For the material that follows, list every line containing the word "home".

======== Data for the task ========

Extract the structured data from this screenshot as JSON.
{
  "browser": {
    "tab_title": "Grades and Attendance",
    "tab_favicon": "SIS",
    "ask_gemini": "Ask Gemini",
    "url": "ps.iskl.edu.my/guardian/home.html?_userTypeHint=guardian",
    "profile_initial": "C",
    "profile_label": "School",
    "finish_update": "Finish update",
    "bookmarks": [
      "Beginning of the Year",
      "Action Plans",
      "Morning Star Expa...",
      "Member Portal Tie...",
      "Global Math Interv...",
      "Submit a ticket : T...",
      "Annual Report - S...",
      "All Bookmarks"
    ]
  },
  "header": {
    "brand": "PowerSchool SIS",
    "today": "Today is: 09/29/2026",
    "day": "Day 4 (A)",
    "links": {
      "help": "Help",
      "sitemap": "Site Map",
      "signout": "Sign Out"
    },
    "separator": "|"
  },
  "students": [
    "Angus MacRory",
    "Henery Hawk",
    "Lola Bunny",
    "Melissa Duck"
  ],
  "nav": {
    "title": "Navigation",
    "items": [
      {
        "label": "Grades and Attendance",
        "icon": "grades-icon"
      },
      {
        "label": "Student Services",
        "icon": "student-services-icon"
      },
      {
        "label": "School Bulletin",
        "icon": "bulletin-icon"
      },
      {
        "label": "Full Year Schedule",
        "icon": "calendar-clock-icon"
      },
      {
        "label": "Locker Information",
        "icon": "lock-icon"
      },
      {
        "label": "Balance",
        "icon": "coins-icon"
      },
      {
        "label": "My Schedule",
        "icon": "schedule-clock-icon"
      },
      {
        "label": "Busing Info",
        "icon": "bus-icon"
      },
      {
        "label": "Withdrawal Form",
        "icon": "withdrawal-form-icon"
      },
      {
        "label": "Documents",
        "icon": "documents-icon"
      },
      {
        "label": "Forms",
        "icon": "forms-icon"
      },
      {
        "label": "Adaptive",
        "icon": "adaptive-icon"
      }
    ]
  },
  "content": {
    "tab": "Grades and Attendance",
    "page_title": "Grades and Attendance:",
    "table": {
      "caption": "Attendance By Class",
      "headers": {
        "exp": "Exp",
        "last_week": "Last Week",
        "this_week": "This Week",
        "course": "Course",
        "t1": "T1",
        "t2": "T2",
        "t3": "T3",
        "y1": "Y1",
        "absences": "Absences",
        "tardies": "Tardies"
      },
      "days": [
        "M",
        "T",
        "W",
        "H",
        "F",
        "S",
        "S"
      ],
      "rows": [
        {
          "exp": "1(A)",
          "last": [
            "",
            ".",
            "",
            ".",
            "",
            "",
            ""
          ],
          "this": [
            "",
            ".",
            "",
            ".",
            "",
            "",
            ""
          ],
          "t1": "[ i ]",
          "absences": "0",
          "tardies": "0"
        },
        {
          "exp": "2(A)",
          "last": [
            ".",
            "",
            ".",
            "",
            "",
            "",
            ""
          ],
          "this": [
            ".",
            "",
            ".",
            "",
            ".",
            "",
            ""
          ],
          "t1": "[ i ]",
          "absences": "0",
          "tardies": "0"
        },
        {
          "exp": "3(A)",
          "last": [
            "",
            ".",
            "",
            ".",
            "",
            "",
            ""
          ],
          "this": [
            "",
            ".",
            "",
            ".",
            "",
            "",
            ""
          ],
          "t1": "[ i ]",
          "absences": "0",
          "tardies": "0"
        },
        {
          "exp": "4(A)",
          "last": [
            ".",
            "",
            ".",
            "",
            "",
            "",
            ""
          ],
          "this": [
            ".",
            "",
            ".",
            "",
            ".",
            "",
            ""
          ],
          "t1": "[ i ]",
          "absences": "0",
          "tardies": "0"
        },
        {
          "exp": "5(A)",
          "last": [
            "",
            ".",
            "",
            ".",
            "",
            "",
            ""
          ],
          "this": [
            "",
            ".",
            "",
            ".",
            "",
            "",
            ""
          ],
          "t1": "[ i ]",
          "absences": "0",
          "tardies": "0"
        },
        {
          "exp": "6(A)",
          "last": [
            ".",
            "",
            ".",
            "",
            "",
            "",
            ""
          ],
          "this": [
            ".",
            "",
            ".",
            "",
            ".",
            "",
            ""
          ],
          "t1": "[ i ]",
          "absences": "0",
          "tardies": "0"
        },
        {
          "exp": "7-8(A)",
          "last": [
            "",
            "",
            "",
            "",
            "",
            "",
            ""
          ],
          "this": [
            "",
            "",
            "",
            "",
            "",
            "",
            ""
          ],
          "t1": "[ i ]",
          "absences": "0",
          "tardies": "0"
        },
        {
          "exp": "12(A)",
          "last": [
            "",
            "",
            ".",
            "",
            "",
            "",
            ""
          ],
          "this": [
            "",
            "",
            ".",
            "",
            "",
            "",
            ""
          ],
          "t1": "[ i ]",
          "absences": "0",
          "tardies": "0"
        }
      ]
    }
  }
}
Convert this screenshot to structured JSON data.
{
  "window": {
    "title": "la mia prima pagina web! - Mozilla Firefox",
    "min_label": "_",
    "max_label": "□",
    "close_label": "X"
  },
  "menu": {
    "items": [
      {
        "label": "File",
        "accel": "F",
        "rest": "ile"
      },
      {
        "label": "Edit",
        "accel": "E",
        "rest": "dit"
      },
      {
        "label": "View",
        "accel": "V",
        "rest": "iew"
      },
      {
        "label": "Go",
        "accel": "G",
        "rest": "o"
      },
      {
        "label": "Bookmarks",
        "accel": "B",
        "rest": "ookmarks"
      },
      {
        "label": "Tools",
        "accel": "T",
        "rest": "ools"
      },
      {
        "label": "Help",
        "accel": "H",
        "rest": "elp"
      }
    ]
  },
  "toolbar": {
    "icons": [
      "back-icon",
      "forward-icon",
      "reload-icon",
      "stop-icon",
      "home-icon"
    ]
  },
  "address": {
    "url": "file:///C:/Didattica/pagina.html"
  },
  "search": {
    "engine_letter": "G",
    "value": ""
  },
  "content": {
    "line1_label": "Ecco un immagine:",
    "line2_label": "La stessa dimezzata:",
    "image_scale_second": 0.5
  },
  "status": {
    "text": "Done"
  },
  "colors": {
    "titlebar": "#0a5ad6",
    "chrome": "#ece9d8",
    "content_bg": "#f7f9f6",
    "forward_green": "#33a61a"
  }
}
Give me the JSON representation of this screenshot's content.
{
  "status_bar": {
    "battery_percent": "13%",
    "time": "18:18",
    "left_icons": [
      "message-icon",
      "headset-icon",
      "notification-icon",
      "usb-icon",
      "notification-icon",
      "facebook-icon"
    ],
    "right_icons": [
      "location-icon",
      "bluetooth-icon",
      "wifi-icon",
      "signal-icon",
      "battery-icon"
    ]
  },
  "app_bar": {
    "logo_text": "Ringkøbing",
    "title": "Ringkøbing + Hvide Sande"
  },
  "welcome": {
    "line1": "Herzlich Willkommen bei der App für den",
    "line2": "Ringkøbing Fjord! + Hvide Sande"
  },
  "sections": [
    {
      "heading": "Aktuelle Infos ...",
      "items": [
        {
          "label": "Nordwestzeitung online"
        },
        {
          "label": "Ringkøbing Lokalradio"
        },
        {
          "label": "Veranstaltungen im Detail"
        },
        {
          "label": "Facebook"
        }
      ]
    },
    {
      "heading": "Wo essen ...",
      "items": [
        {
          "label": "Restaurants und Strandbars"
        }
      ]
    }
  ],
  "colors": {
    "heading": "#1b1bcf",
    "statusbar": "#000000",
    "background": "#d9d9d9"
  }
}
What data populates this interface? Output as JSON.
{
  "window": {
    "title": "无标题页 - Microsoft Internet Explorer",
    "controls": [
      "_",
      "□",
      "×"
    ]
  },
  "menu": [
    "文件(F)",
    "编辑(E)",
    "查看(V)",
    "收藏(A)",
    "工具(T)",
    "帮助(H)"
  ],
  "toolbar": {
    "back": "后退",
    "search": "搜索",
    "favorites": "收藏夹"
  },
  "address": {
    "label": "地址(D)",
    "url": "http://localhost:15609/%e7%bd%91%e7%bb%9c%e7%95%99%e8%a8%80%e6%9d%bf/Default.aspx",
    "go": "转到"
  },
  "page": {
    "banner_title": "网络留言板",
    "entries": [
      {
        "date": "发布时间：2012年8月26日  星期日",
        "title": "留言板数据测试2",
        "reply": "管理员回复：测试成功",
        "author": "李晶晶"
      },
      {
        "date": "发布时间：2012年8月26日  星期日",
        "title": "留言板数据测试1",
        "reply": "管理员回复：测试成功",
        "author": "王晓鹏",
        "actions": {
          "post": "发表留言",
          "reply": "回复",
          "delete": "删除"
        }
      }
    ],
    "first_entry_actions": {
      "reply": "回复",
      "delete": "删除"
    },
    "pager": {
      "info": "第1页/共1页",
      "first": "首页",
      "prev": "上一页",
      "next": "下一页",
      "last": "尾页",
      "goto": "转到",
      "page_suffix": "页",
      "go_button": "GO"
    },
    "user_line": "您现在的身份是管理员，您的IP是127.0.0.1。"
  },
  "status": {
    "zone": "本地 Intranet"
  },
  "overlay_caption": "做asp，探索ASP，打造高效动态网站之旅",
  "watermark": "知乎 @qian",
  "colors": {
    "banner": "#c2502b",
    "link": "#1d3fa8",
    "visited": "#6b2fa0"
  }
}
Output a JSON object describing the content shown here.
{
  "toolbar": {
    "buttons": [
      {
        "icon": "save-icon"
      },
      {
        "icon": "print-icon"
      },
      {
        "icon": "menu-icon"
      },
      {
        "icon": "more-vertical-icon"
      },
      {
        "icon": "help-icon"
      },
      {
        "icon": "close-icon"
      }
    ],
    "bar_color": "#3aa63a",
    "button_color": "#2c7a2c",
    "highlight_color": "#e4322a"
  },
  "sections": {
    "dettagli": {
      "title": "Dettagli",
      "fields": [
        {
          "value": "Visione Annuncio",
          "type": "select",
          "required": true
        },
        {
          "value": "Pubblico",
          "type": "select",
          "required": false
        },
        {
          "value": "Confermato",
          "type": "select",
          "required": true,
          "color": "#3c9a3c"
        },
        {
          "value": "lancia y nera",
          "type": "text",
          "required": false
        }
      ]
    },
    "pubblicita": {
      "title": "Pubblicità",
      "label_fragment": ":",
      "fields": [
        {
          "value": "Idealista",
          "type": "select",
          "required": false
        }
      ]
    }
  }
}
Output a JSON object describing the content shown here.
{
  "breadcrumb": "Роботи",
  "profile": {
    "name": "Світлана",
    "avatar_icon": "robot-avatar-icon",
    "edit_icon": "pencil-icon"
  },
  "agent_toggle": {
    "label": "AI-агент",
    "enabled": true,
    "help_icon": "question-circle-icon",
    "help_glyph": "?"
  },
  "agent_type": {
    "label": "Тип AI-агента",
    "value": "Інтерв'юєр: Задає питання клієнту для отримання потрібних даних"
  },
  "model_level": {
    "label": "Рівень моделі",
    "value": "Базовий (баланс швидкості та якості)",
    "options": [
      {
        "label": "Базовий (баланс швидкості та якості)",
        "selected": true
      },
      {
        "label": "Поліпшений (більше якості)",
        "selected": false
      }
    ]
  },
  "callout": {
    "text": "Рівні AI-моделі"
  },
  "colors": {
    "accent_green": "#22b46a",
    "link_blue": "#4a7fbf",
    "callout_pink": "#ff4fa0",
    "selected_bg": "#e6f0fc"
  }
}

========

▶ **Result of the task**
    "url": "ps.iskl.edu.my/guardian/home.html?_userTypeHint=guardian",
      "home-icon"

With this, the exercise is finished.